Excerpts from a dataset
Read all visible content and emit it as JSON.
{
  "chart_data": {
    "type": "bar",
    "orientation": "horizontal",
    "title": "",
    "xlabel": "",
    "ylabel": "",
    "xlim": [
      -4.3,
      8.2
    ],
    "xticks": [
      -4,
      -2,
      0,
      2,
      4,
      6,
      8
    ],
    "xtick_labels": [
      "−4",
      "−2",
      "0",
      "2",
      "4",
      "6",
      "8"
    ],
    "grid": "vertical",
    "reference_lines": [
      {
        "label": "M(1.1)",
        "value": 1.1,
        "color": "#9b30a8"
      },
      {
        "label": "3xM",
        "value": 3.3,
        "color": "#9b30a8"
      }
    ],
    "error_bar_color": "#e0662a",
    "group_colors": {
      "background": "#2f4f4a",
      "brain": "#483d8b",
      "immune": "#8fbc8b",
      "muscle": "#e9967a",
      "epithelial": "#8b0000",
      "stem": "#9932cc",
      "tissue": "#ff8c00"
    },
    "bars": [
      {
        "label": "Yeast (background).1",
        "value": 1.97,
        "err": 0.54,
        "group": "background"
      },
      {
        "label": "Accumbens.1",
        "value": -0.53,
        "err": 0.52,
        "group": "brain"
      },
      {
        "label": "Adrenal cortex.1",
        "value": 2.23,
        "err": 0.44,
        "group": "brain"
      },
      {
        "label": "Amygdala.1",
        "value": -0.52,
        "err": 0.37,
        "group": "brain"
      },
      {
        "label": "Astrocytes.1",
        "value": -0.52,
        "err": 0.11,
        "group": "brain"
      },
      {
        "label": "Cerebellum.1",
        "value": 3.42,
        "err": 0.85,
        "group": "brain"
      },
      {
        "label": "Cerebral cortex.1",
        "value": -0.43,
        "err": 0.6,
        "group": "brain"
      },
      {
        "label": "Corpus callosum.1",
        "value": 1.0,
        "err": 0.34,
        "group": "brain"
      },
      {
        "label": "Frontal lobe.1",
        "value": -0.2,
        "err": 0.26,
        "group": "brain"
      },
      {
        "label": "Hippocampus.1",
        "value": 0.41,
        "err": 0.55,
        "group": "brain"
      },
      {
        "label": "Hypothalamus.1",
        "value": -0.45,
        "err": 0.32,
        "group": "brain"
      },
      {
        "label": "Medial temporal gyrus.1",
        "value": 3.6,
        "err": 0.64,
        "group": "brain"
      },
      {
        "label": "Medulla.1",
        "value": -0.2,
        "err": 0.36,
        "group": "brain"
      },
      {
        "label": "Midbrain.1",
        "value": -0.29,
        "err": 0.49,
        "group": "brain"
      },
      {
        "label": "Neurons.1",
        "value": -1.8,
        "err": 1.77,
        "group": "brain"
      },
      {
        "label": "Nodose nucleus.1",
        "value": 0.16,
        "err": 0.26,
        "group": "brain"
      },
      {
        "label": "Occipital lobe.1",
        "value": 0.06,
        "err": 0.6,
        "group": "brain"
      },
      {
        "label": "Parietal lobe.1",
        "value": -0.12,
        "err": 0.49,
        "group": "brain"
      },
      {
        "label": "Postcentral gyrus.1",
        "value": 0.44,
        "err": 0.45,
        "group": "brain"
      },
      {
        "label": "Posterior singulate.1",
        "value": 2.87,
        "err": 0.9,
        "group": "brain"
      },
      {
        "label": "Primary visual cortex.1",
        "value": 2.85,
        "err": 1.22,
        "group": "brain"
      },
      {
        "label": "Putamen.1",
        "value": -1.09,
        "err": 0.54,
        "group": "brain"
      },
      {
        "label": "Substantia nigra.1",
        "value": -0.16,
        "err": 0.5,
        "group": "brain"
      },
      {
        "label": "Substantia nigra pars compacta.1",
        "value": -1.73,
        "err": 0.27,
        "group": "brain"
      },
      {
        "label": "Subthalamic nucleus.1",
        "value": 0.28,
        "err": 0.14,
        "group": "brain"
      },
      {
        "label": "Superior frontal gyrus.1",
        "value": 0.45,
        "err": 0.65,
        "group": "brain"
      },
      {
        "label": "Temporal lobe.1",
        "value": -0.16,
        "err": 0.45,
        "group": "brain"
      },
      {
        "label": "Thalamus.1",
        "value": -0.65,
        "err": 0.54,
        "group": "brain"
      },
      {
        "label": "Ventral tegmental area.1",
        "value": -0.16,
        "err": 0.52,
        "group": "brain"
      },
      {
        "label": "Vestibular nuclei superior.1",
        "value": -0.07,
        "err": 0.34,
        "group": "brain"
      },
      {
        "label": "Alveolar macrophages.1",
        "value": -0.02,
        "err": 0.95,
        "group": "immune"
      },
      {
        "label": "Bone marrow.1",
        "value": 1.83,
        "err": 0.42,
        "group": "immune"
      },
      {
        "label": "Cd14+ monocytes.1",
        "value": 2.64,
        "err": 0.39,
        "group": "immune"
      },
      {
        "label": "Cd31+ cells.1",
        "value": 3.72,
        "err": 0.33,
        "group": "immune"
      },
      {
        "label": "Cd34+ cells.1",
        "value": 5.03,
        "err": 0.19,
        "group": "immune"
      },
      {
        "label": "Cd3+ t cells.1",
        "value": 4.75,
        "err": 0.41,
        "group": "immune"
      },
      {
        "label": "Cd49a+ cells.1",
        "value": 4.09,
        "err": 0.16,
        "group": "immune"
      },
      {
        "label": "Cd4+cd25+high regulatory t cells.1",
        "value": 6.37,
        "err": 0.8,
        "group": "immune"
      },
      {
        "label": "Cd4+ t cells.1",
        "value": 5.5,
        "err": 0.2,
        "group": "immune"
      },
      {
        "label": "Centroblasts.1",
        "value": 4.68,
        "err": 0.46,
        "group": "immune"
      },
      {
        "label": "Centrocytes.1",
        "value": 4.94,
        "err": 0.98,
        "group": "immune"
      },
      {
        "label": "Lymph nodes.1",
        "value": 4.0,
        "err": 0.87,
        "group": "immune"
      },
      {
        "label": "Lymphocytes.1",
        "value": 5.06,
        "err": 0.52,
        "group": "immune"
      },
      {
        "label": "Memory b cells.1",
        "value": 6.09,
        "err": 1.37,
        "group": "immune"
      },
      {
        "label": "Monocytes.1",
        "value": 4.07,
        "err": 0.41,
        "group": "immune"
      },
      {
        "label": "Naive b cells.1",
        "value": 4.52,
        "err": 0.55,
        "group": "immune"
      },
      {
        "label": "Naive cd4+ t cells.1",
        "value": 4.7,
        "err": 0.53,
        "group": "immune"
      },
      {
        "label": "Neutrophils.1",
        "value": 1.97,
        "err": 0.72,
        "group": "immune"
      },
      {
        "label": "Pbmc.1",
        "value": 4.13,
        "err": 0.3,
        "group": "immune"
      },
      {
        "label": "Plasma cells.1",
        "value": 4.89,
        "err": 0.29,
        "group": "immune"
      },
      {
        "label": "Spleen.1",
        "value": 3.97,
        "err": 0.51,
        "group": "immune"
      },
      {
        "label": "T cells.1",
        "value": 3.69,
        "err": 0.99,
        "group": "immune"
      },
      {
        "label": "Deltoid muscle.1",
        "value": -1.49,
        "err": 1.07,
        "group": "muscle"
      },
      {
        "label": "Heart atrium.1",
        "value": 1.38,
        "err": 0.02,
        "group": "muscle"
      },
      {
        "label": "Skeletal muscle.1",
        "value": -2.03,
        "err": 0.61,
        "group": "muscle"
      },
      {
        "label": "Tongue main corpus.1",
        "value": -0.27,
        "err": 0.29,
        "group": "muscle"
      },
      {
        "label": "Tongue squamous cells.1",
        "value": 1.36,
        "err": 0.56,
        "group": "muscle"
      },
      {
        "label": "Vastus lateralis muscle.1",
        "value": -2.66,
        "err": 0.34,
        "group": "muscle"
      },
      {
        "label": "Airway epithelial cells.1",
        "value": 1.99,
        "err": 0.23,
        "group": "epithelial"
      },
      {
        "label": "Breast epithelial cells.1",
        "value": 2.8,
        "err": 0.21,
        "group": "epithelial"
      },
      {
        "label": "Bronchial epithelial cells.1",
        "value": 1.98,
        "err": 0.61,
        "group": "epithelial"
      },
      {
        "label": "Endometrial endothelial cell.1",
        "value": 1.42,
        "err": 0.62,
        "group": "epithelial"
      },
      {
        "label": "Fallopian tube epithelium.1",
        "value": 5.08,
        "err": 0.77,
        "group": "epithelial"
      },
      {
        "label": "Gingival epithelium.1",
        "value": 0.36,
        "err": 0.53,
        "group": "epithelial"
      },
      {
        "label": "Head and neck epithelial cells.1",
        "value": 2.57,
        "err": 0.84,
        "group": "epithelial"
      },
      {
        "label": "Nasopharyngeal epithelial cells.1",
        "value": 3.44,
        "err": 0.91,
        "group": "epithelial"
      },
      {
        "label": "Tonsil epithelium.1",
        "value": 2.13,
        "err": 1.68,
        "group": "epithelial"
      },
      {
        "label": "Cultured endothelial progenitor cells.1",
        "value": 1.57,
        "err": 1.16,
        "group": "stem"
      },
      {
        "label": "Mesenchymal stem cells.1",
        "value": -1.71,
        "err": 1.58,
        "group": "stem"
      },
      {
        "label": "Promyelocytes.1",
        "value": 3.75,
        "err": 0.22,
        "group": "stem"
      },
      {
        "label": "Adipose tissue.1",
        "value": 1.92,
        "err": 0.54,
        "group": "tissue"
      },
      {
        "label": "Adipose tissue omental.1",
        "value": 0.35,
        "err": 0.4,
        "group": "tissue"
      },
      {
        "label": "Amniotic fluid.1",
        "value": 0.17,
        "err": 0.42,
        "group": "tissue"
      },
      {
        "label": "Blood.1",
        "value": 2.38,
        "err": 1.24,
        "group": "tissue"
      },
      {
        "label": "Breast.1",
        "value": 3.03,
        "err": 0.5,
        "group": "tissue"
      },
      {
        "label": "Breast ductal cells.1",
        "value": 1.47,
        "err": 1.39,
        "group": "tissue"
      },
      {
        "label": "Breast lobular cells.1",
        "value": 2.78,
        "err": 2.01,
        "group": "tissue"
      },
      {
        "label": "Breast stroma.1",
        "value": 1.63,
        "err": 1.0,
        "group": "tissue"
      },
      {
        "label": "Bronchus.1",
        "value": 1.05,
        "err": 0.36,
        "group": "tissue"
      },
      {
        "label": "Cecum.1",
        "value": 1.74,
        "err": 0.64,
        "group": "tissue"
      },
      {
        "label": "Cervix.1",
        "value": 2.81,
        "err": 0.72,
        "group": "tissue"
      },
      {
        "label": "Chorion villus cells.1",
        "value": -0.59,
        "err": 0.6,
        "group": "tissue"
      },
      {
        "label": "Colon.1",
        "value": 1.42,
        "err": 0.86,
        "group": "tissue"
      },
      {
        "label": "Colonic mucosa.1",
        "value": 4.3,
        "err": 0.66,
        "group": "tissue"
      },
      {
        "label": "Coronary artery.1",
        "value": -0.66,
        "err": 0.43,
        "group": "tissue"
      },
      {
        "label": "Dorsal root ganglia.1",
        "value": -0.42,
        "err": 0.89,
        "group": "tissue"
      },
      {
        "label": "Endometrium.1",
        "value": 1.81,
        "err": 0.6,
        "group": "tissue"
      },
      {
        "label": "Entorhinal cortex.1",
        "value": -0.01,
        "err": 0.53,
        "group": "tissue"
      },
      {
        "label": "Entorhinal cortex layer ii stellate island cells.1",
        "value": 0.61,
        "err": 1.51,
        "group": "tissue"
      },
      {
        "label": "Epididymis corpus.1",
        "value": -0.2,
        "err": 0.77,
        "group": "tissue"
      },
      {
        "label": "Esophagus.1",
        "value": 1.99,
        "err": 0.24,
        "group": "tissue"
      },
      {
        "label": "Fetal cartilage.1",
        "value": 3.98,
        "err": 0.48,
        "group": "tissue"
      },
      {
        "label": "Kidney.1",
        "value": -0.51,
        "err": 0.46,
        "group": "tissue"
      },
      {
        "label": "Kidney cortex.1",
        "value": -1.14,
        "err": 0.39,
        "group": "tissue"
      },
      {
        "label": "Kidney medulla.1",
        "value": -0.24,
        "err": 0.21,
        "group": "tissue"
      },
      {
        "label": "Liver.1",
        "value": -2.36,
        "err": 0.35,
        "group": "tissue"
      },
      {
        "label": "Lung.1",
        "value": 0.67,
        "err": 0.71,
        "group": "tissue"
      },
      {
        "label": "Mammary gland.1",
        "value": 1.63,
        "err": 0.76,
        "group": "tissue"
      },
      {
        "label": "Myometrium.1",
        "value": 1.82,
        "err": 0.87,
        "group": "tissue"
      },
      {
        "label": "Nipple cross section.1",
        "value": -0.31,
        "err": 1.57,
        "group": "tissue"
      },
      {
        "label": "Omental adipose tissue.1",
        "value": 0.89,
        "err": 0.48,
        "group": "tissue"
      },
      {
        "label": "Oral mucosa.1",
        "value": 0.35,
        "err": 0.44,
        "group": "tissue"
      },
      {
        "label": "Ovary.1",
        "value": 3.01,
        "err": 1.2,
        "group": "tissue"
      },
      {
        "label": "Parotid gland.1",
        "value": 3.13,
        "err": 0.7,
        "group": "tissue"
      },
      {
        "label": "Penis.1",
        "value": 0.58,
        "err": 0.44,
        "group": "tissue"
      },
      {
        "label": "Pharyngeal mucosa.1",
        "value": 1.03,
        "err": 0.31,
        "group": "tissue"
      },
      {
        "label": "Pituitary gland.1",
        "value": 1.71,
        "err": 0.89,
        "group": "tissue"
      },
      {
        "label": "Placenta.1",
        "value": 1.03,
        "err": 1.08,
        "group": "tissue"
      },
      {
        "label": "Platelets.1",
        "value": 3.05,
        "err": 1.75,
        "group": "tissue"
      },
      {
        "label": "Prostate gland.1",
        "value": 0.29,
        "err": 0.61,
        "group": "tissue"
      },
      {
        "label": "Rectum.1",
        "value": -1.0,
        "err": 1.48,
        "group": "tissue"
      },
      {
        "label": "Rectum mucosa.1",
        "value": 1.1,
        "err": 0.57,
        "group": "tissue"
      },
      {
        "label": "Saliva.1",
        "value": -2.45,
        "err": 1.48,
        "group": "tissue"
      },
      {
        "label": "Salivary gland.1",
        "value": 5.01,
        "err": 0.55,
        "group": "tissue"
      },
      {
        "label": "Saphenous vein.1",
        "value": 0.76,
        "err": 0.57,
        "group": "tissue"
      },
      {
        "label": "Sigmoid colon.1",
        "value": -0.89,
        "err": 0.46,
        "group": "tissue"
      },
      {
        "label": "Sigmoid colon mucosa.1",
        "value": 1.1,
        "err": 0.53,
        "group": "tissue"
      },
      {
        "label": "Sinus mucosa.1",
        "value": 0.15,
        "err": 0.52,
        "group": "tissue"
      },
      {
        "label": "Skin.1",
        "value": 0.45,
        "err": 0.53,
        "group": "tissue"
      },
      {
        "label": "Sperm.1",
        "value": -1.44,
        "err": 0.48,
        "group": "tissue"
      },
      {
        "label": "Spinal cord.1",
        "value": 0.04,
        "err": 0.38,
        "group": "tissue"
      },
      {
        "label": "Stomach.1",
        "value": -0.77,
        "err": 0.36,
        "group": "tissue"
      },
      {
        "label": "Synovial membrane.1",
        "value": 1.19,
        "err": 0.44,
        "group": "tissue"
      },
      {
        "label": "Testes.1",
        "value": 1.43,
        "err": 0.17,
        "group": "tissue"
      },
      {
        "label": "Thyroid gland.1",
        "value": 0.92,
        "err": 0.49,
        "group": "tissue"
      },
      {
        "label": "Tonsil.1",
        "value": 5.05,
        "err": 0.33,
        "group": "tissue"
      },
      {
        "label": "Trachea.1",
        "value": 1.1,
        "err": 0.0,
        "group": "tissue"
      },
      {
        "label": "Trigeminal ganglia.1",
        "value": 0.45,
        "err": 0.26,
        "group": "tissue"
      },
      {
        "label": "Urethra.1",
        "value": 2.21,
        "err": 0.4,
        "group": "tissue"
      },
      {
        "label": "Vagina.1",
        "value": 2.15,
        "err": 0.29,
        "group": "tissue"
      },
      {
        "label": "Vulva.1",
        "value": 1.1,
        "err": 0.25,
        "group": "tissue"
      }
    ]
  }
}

> **PROBLEM DETAILS**
For each line of the entries that contains the word "Rectum", make a copy.

> **YOUR RESPONSE**
        "label": "Rectum.1",
        "label": "Rectum mucosa.1",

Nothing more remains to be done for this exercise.